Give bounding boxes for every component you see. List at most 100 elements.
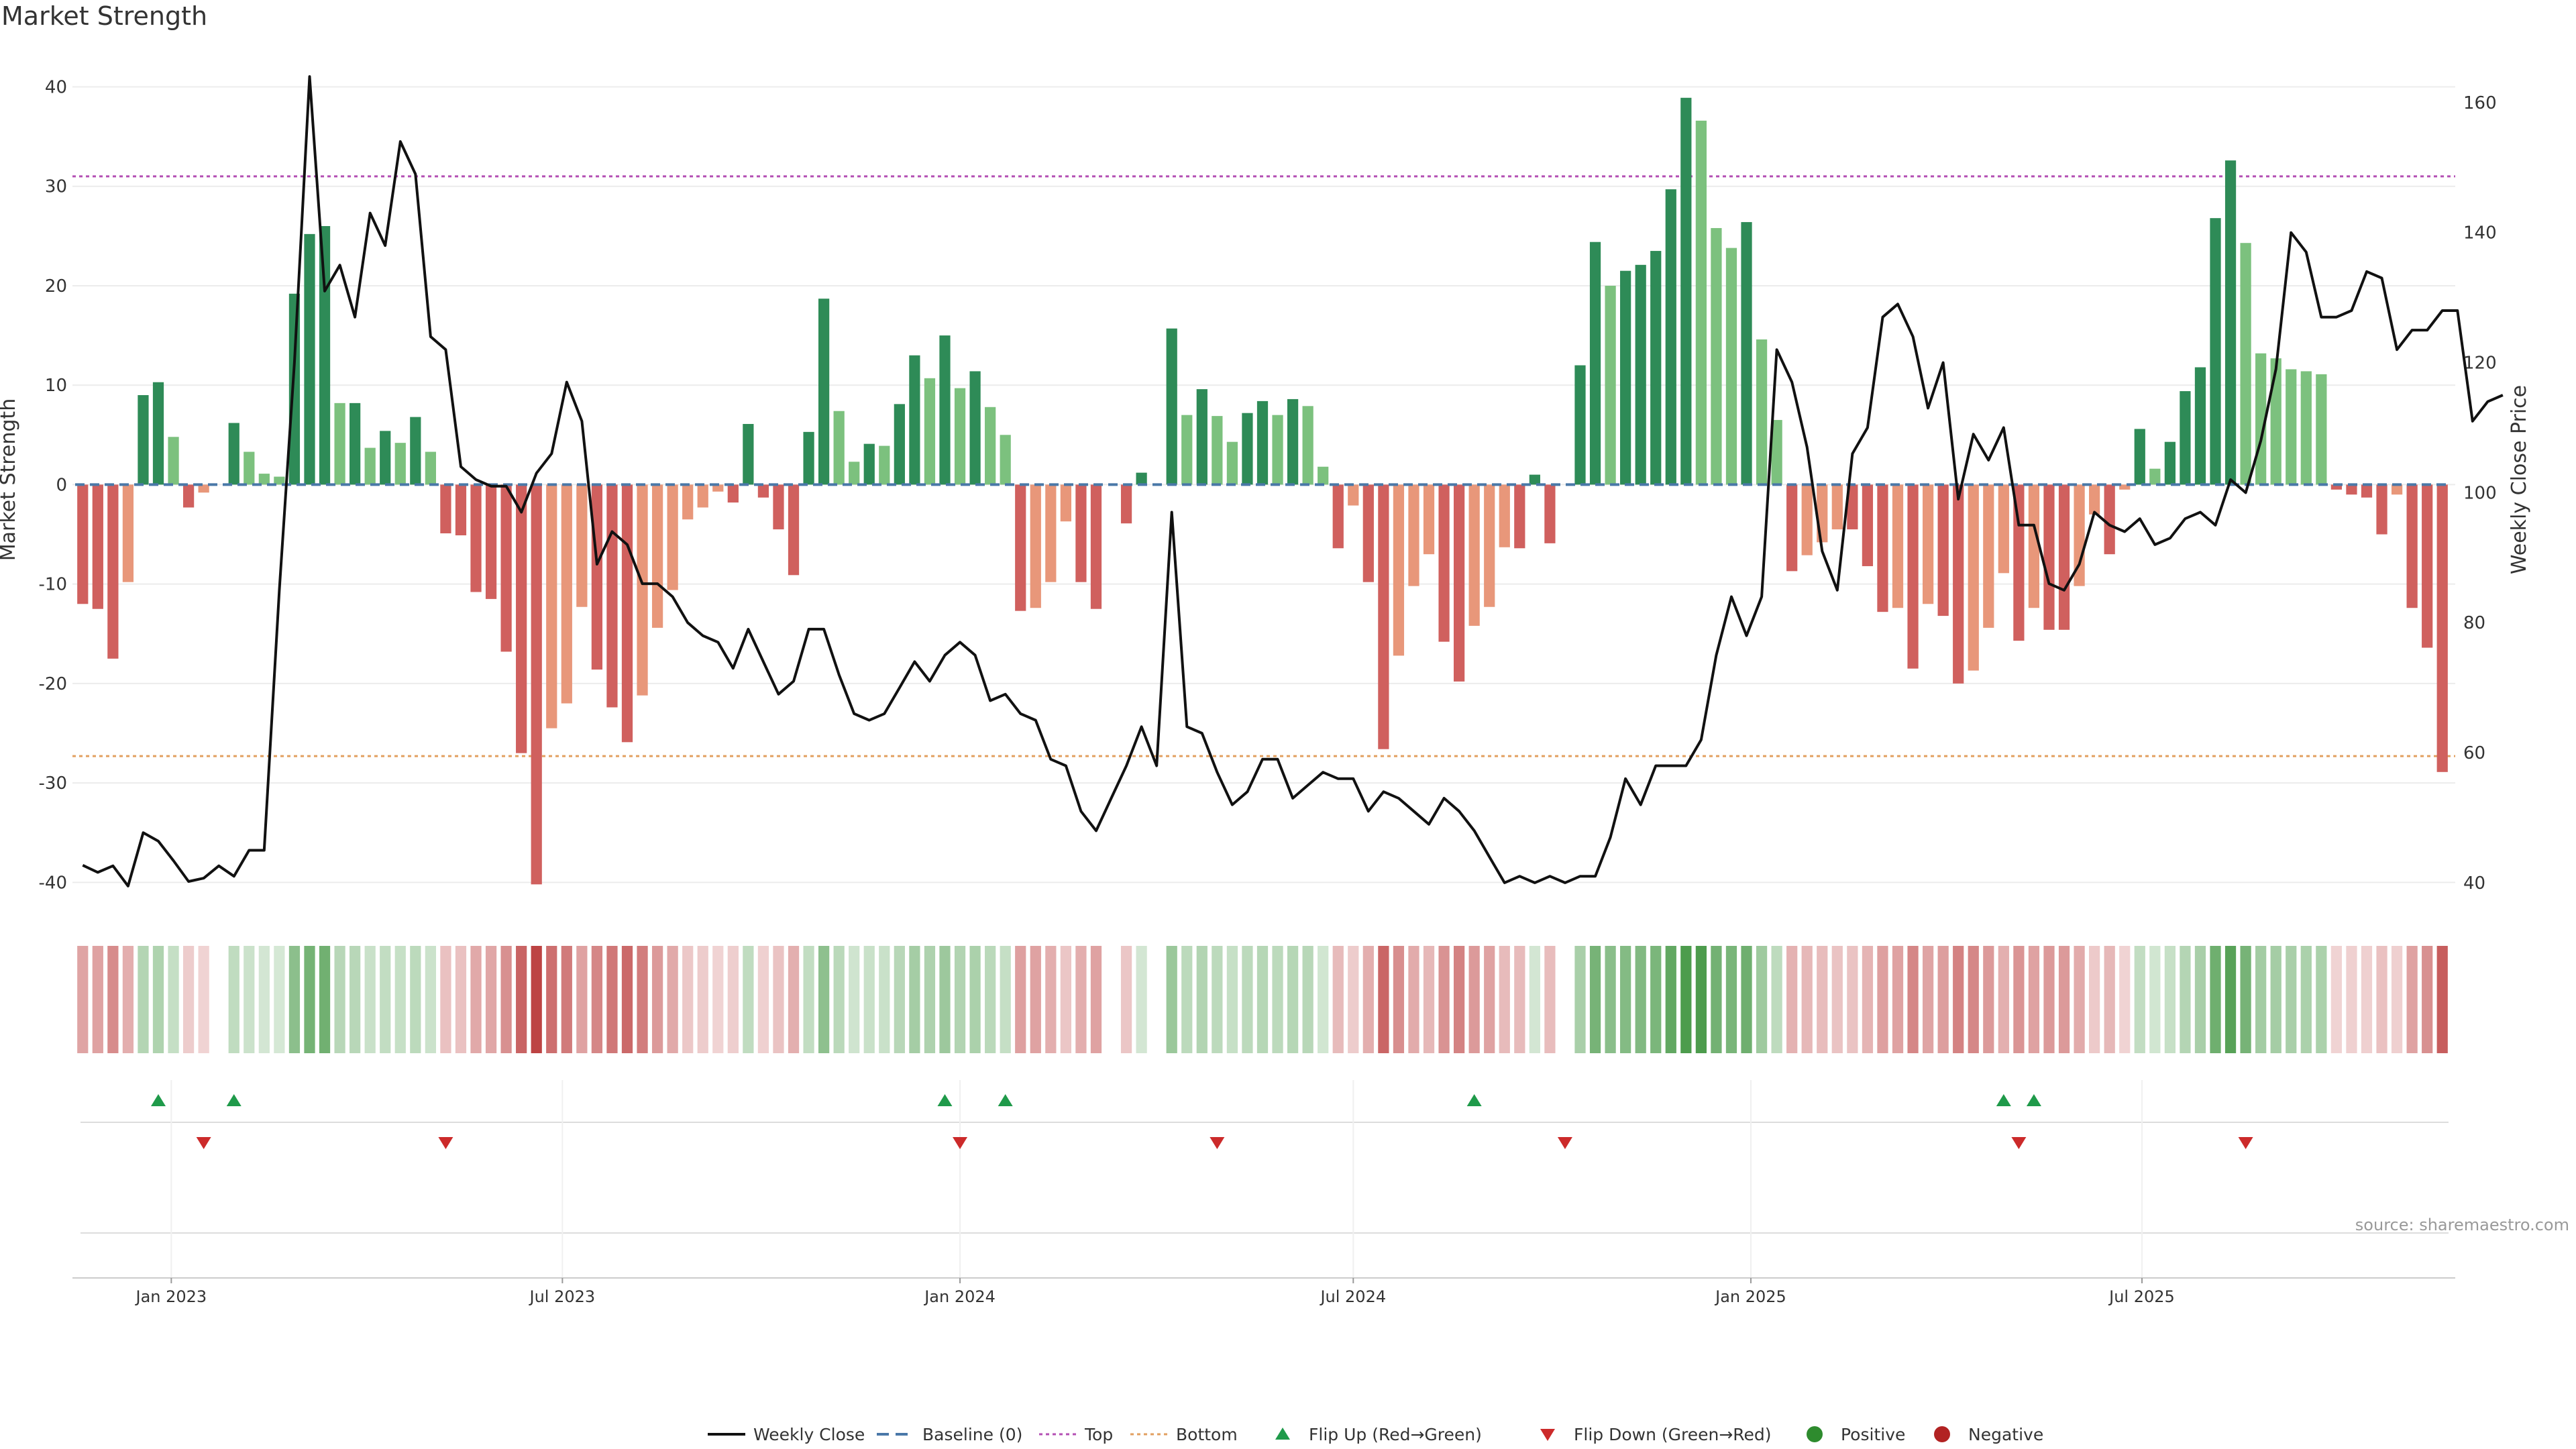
- strength-bar: [1060, 484, 1071, 522]
- strength-bar: [682, 484, 694, 520]
- heat-cell: [606, 946, 618, 1053]
- strength-bar: [198, 484, 209, 493]
- strength-bar: [1953, 484, 1964, 684]
- heat-cell: [1302, 946, 1313, 1053]
- legend-negative-swatch: [1934, 1426, 1950, 1442]
- strength-bar: [2286, 369, 2297, 485]
- strength-bar: [1181, 415, 1193, 485]
- strength-bar: [380, 431, 391, 485]
- strength-bar: [2074, 484, 2085, 586]
- strength-bar: [2361, 484, 2373, 498]
- strength-bar: [1454, 484, 1465, 682]
- heat-cell: [1801, 946, 1813, 1053]
- heat-cell: [1574, 946, 1586, 1053]
- heat-cell: [727, 946, 739, 1053]
- heat-cell: [1181, 946, 1193, 1053]
- strength-bar: [77, 484, 89, 604]
- strength-bar: [1362, 484, 1374, 582]
- heat-cell: [440, 946, 451, 1053]
- x-tick-label: Jul 2024: [1319, 1287, 1386, 1306]
- heat-cell: [1196, 946, 1208, 1053]
- y-tick-label-right: 160: [2463, 93, 2497, 113]
- heat-cell: [2406, 946, 2418, 1053]
- heat-cell: [2346, 946, 2357, 1053]
- strength-bar: [440, 484, 451, 534]
- heat-cell: [1438, 946, 1450, 1053]
- heat-cell: [757, 946, 769, 1053]
- heat-cell: [1484, 946, 1495, 1053]
- heat-cell: [2286, 946, 2297, 1053]
- heat-cell: [818, 946, 830, 1053]
- strength-bar: [1302, 406, 1313, 485]
- flip-down-marker: [438, 1137, 453, 1149]
- source-credit: source: sharemaestro.com: [2355, 1216, 2569, 1234]
- heat-cell: [924, 946, 936, 1053]
- strength-bar: [637, 484, 648, 696]
- strength-bar: [773, 484, 784, 530]
- heat-cell: [591, 946, 603, 1053]
- strength-bar: [1045, 484, 1057, 582]
- heat-cell: [2300, 946, 2312, 1053]
- flip-up-marker: [998, 1094, 1013, 1106]
- heat-cell: [2180, 946, 2191, 1053]
- strength-bar: [1468, 484, 1480, 626]
- y-tick-label-left: 40: [45, 77, 67, 97]
- strength-bar: [894, 404, 905, 485]
- strength-bar: [1015, 484, 1026, 611]
- heat-cell: [1226, 946, 1238, 1053]
- heat-cell: [350, 946, 361, 1053]
- heat-cell: [1756, 946, 1768, 1053]
- strength-bar: [743, 423, 754, 485]
- strength-bar: [591, 484, 603, 670]
- strength-bar: [455, 484, 467, 536]
- strength-bar: [1907, 484, 1919, 669]
- strength-bar: [667, 484, 678, 590]
- strength-bar: [516, 484, 527, 753]
- strength-bar: [1318, 466, 1329, 485]
- strength-bar: [924, 378, 936, 485]
- heat-cell: [2330, 946, 2343, 1053]
- strength-bar: [1408, 484, 1419, 586]
- strength-bar: [1741, 222, 1752, 485]
- strength-bar: [985, 407, 996, 485]
- heat-cell: [455, 946, 467, 1053]
- heat-cell: [1529, 946, 1540, 1053]
- heat-cell: [2422, 946, 2433, 1053]
- strength-bar: [2270, 358, 2282, 485]
- y-tick-label-right: 80: [2463, 613, 2485, 633]
- heat-cell: [788, 946, 800, 1053]
- strength-bar: [1892, 484, 1904, 608]
- heat-cell: [2270, 946, 2282, 1053]
- strength-bar: [2089, 484, 2100, 515]
- heat-cell: [803, 946, 814, 1053]
- strength-bar: [1212, 416, 1223, 485]
- strength-bar: [712, 484, 724, 492]
- heat-cell: [2089, 946, 2100, 1053]
- heat-cell: [2149, 946, 2161, 1053]
- strength-bar: [2422, 484, 2433, 648]
- heat-cell: [2013, 946, 2025, 1053]
- flip-down-marker: [1557, 1137, 1572, 1149]
- strength-bar: [939, 335, 951, 485]
- heat-cell: [1877, 946, 1888, 1053]
- heat-cell: [1983, 946, 1994, 1053]
- strength-bar: [92, 484, 103, 609]
- heat-cell: [2224, 946, 2237, 1053]
- x-tick-label: Jan 2023: [134, 1287, 207, 1306]
- strength-bar: [909, 355, 920, 485]
- heat-cell: [1847, 946, 1858, 1053]
- heat-cell: [2164, 946, 2176, 1053]
- heat-cell: [1544, 946, 1556, 1053]
- y-tick-label-right: 40: [2463, 873, 2485, 894]
- strength-bar: [697, 484, 708, 508]
- strength-bar: [334, 402, 345, 485]
- y-tick-label-right: 140: [2463, 223, 2497, 244]
- heat-cell: [1635, 946, 1646, 1053]
- strength-bar: [2376, 484, 2387, 535]
- heat-cell: [1015, 946, 1026, 1053]
- heat-cell: [1332, 946, 1344, 1053]
- y-tick-label-left: -10: [39, 575, 67, 595]
- heat-cell: [198, 946, 209, 1053]
- heat-cell: [985, 946, 996, 1053]
- heat-cell: [833, 946, 845, 1053]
++++++
→ Exercise brief:
Repeat every one of the records above verbatim, leaving out the pictures.

→ The result:
Give bounding boxes for every component you see. List at most 100 elements.
- strength-bar: [1060, 484, 1071, 522]
- strength-bar: [682, 484, 694, 520]
- heat-cell: [606, 946, 618, 1053]
- strength-bar: [198, 484, 209, 493]
- strength-bar: [1953, 484, 1964, 684]
- heat-cell: [1302, 946, 1313, 1053]
- legend-negative-swatch: [1934, 1426, 1950, 1442]
- strength-bar: [2286, 369, 2297, 485]
- strength-bar: [1181, 415, 1193, 485]
- strength-bar: [380, 431, 391, 485]
- strength-bar: [2074, 484, 2085, 586]
- strength-bar: [2361, 484, 2373, 498]
- strength-bar: [1454, 484, 1465, 682]
- heat-cell: [1801, 946, 1813, 1053]
- heat-cell: [1574, 946, 1586, 1053]
- heat-cell: [727, 946, 739, 1053]
- heat-cell: [1181, 946, 1193, 1053]
- strength-bar: [77, 484, 89, 604]
- strength-bar: [1362, 484, 1374, 582]
- heat-cell: [440, 946, 451, 1053]
- x-tick-label: Jul 2024: [1319, 1287, 1386, 1306]
- heat-cell: [1196, 946, 1208, 1053]
- y-tick-label-right: 160: [2463, 93, 2497, 113]
- heat-cell: [2406, 946, 2418, 1053]
- heat-cell: [2346, 946, 2357, 1053]
- strength-bar: [440, 484, 451, 534]
- heat-cell: [1438, 946, 1450, 1053]
- heat-cell: [757, 946, 769, 1053]
- heat-cell: [1484, 946, 1495, 1053]
- heat-cell: [2286, 946, 2297, 1053]
- heat-cell: [818, 946, 830, 1053]
- strength-bar: [1302, 406, 1313, 485]
- flip-down-marker: [438, 1137, 453, 1149]
- source-credit: source: sharemaestro.com: [2355, 1216, 2569, 1234]
- heat-cell: [924, 946, 936, 1053]
- strength-bar: [637, 484, 648, 696]
- strength-bar: [773, 484, 784, 530]
- heat-cell: [591, 946, 603, 1053]
- strength-bar: [1045, 484, 1057, 582]
- heat-cell: [2300, 946, 2312, 1053]
- flip-up-marker: [998, 1094, 1013, 1106]
- heat-cell: [2180, 946, 2191, 1053]
- strength-bar: [1468, 484, 1480, 626]
- y-tick-label-left: 40: [45, 77, 67, 97]
- strength-bar: [894, 404, 905, 485]
- strength-bar: [1015, 484, 1026, 611]
- heat-cell: [1226, 946, 1238, 1053]
- heat-cell: [350, 946, 361, 1053]
- heat-cell: [1756, 946, 1768, 1053]
- strength-bar: [743, 423, 754, 485]
- strength-bar: [591, 484, 603, 670]
- strength-bar: [455, 484, 467, 536]
- strength-bar: [1907, 484, 1919, 669]
- strength-bar: [667, 484, 678, 590]
- strength-bar: [516, 484, 527, 753]
- strength-bar: [1318, 466, 1329, 485]
- strength-bar: [924, 378, 936, 485]
- heat-cell: [2330, 946, 2343, 1053]
- strength-bar: [1408, 484, 1419, 586]
- strength-bar: [1741, 222, 1752, 485]
- strength-bar: [985, 407, 996, 485]
- heat-cell: [455, 946, 467, 1053]
- heat-cell: [1529, 946, 1540, 1053]
- heat-cell: [2422, 946, 2433, 1053]
- strength-bar: [2270, 358, 2282, 485]
- y-tick-label-right: 80: [2463, 613, 2485, 633]
- heat-cell: [788, 946, 800, 1053]
- strength-bar: [1892, 484, 1904, 608]
- heat-cell: [2270, 946, 2282, 1053]
- strength-bar: [2089, 484, 2100, 515]
- heat-cell: [803, 946, 814, 1053]
- strength-bar: [1212, 416, 1223, 485]
- strength-bar: [712, 484, 724, 492]
- heat-cell: [2089, 946, 2100, 1053]
- heat-cell: [2149, 946, 2161, 1053]
- strength-bar: [2422, 484, 2433, 648]
- heat-cell: [2013, 946, 2025, 1053]
- flip-down-marker: [1557, 1137, 1572, 1149]
- strength-bar: [939, 335, 951, 485]
- heat-cell: [1877, 946, 1888, 1053]
- heat-cell: [1983, 946, 1994, 1053]
- strength-bar: [92, 484, 103, 609]
- heat-cell: [2224, 946, 2237, 1053]
- x-tick-label: Jan 2023: [134, 1287, 207, 1306]
- strength-bar: [909, 355, 920, 485]
- heat-cell: [1847, 946, 1858, 1053]
- heat-cell: [2164, 946, 2176, 1053]
- heat-cell: [1544, 946, 1556, 1053]
- y-tick-label-right: 40: [2463, 873, 2485, 894]
- strength-bar: [697, 484, 708, 508]
- strength-bar: [334, 402, 345, 485]
- y-tick-label-right: 140: [2463, 223, 2497, 244]
- heat-cell: [1635, 946, 1646, 1053]
- strength-bar: [2376, 484, 2387, 535]
- heat-cell: [1015, 946, 1026, 1053]
- heat-cell: [1332, 946, 1344, 1053]
- y-tick-label-left: -10: [39, 575, 67, 595]
- heat-cell: [198, 946, 209, 1053]
- heat-cell: [985, 946, 996, 1053]
- heat-cell: [833, 946, 845, 1053]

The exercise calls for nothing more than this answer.